PROBLEM REQUIREMENTS » Can you transcribe every record below exactly as it appears?

RECORDS »
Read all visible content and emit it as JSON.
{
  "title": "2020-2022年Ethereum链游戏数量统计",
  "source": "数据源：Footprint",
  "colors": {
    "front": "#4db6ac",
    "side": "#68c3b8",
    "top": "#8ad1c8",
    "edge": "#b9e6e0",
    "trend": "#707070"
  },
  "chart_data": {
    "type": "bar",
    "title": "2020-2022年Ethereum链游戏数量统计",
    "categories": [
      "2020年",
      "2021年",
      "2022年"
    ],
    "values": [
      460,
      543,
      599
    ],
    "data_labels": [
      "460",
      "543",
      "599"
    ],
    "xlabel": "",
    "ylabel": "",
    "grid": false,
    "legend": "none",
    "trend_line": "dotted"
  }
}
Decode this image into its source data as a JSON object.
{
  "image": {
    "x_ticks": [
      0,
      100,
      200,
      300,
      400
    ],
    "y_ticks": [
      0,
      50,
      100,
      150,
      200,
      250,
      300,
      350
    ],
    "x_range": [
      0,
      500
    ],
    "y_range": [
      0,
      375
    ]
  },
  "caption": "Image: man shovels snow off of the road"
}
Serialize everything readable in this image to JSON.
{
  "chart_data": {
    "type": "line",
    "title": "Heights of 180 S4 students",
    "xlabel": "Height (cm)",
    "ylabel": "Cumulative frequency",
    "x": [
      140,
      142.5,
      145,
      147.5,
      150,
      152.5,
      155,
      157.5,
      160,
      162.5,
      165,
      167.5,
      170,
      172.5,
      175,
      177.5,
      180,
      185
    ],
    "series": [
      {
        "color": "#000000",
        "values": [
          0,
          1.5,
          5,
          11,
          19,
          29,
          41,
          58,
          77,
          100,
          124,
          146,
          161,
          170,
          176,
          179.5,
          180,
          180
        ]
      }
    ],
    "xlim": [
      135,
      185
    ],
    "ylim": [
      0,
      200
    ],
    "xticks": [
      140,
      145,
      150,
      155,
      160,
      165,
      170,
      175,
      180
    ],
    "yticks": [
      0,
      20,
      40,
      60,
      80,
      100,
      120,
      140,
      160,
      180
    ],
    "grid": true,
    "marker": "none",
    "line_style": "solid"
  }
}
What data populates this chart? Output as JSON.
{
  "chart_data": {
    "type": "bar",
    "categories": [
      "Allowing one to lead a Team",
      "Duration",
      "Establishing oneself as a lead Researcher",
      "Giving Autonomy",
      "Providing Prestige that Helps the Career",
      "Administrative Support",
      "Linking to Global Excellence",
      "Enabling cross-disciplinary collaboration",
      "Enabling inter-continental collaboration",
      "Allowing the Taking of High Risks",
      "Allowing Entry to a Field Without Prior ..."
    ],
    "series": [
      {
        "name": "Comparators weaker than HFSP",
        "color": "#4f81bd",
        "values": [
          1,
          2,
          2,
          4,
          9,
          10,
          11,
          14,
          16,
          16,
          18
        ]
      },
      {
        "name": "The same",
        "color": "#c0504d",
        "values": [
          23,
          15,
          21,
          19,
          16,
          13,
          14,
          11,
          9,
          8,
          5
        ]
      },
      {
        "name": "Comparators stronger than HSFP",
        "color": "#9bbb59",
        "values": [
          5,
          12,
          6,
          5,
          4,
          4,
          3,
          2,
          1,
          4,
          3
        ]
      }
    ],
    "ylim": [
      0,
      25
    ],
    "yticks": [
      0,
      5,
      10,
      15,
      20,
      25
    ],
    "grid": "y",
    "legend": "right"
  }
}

OUTPUT »
Read all visible content and emit it as JSON.
{
  "title": "2020-2022年Ethereum链游戏数量统计",
  "source": "数据源：Footprint",
  "colors": {
    "front": "#4db6ac",
    "side": "#68c3b8",
    "top": "#8ad1c8",
    "edge": "#b9e6e0",
    "trend": "#707070"
  },
  "chart_data": {
    "type": "bar",
    "title": "2020-2022年Ethereum链游戏数量统计",
    "categories": [
      "2020年",
      "2021年",
      "2022年"
    ],
    "values": [
      460,
      543,
      599
    ],
    "data_labels": [
      "460",
      "543",
      "599"
    ],
    "xlabel": "",
    "ylabel": "",
    "grid": false,
    "legend": "none",
    "trend_line": "dotted"
  }
}
Decode this image into its source data as a JSON object.
{
  "image": {
    "x_ticks": [
      0,
      100,
      200,
      300,
      400
    ],
    "y_ticks": [
      0,
      50,
      100,
      150,
      200,
      250,
      300,
      350
    ],
    "x_range": [
      0,
      500
    ],
    "y_range": [
      0,
      375
    ]
  },
  "caption": "Image: man shovels snow off of the road"
}
Serialize everything readable in this image to JSON.
{
  "chart_data": {
    "type": "line",
    "title": "Heights of 180 S4 students",
    "xlabel": "Height (cm)",
    "ylabel": "Cumulative frequency",
    "x": [
      140,
      142.5,
      145,
      147.5,
      150,
      152.5,
      155,
      157.5,
      160,
      162.5,
      165,
      167.5,
      170,
      172.5,
      175,
      177.5,
      180,
      185
    ],
    "series": [
      {
        "color": "#000000",
        "values": [
          0,
          1.5,
          5,
          11,
          19,
          29,
          41,
          58,
          77,
          100,
          124,
          146,
          161,
          170,
          176,
          179.5,
          180,
          180
        ]
      }
    ],
    "xlim": [
      135,
      185
    ],
    "ylim": [
      0,
      200
    ],
    "xticks": [
      140,
      145,
      150,
      155,
      160,
      165,
      170,
      175,
      180
    ],
    "yticks": [
      0,
      20,
      40,
      60,
      80,
      100,
      120,
      140,
      160,
      180
    ],
    "grid": true,
    "marker": "none",
    "line_style": "solid"
  }
}
What data populates this chart? Output as JSON.
{
  "chart_data": {
    "type": "bar",
    "categories": [
      "Allowing one to lead a Team",
      "Duration",
      "Establishing oneself as a lead Researcher",
      "Giving Autonomy",
      "Providing Prestige that Helps the Career",
      "Administrative Support",
      "Linking to Global Excellence",
      "Enabling cross-disciplinary collaboration",
      "Enabling inter-continental collaboration",
      "Allowing the Taking of High Risks",
      "Allowing Entry to a Field Without Prior ..."
    ],
    "series": [
      {
        "name": "Comparators weaker than HFSP",
        "color": "#4f81bd",
        "values": [
          1,
          2,
          2,
          4,
          9,
          10,
          11,
          14,
          16,
          16,
          18
        ]
      },
      {
        "name": "The same",
        "color": "#c0504d",
        "values": [
          23,
          15,
          21,
          19,
          16,
          13,
          14,
          11,
          9,
          8,
          5
        ]
      },
      {
        "name": "Comparators stronger than HSFP",
        "color": "#9bbb59",
        "values": [
          5,
          12,
          6,
          5,
          4,
          4,
          3,
          2,
          1,
          4,
          3
        ]
      }
    ],
    "ylim": [
      0,
      25
    ],
    "yticks": [
      0,
      5,
      10,
      15,
      20,
      25
    ],
    "grid": "y",
    "legend": "right"
  }
}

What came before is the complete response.